(Dataset rows about figures)
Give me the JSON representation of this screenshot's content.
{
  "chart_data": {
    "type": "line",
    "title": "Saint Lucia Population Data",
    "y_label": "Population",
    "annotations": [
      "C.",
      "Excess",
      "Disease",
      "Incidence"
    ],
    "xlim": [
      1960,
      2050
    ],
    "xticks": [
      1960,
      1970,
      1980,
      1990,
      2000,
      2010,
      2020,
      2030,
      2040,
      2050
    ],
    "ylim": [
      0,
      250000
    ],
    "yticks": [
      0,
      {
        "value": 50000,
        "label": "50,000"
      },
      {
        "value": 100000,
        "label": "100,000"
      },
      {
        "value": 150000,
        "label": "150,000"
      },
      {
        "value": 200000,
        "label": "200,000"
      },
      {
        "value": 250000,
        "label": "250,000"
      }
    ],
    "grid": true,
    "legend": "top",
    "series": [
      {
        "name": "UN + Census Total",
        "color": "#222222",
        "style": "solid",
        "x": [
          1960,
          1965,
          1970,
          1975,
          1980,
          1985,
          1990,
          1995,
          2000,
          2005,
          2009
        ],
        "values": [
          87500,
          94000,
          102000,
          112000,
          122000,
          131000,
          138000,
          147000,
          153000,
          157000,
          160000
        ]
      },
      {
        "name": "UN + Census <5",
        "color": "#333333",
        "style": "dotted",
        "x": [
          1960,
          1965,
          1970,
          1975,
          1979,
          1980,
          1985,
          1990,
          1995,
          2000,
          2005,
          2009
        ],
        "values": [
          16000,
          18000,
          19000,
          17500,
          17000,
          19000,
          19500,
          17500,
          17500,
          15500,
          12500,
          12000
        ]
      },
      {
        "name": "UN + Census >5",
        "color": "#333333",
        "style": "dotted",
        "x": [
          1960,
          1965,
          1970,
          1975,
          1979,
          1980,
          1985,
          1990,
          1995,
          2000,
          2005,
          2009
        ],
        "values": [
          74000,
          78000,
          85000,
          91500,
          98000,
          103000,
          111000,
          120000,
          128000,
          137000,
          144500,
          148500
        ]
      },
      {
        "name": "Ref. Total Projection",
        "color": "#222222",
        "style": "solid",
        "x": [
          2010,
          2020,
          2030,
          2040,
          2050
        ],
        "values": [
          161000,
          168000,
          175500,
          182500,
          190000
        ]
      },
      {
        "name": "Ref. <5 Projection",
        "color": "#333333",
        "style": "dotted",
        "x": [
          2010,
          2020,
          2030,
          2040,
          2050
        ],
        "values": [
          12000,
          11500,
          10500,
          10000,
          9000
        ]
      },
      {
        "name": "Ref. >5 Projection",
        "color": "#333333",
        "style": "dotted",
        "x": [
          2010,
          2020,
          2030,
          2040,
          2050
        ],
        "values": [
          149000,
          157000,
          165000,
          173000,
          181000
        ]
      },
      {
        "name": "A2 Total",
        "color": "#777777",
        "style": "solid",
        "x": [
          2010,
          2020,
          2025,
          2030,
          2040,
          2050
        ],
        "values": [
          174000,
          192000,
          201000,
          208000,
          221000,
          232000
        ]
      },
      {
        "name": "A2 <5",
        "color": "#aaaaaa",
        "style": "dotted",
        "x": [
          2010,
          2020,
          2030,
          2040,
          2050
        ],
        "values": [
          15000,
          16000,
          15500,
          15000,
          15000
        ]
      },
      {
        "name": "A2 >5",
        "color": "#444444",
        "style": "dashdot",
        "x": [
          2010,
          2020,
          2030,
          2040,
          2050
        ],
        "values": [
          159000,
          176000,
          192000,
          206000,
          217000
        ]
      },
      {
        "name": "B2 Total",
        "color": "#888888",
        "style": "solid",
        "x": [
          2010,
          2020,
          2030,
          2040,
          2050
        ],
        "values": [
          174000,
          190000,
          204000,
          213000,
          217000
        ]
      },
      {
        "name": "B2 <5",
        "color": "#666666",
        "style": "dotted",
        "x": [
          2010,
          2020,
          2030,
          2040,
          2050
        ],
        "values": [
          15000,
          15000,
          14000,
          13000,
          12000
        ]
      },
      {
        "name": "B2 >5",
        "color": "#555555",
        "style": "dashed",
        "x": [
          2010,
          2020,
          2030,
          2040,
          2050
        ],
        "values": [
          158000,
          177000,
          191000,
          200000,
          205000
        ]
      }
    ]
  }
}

DESCRIPTION OF THE TASK -
Filter the entries down to the lines containing "Projection". Copy each of those lines.

EXERCISE ANSWER -
        "name": "Ref. Total Projection",
        "name": "Ref. <5 Projection",
        "name": "Ref. >5 Projection",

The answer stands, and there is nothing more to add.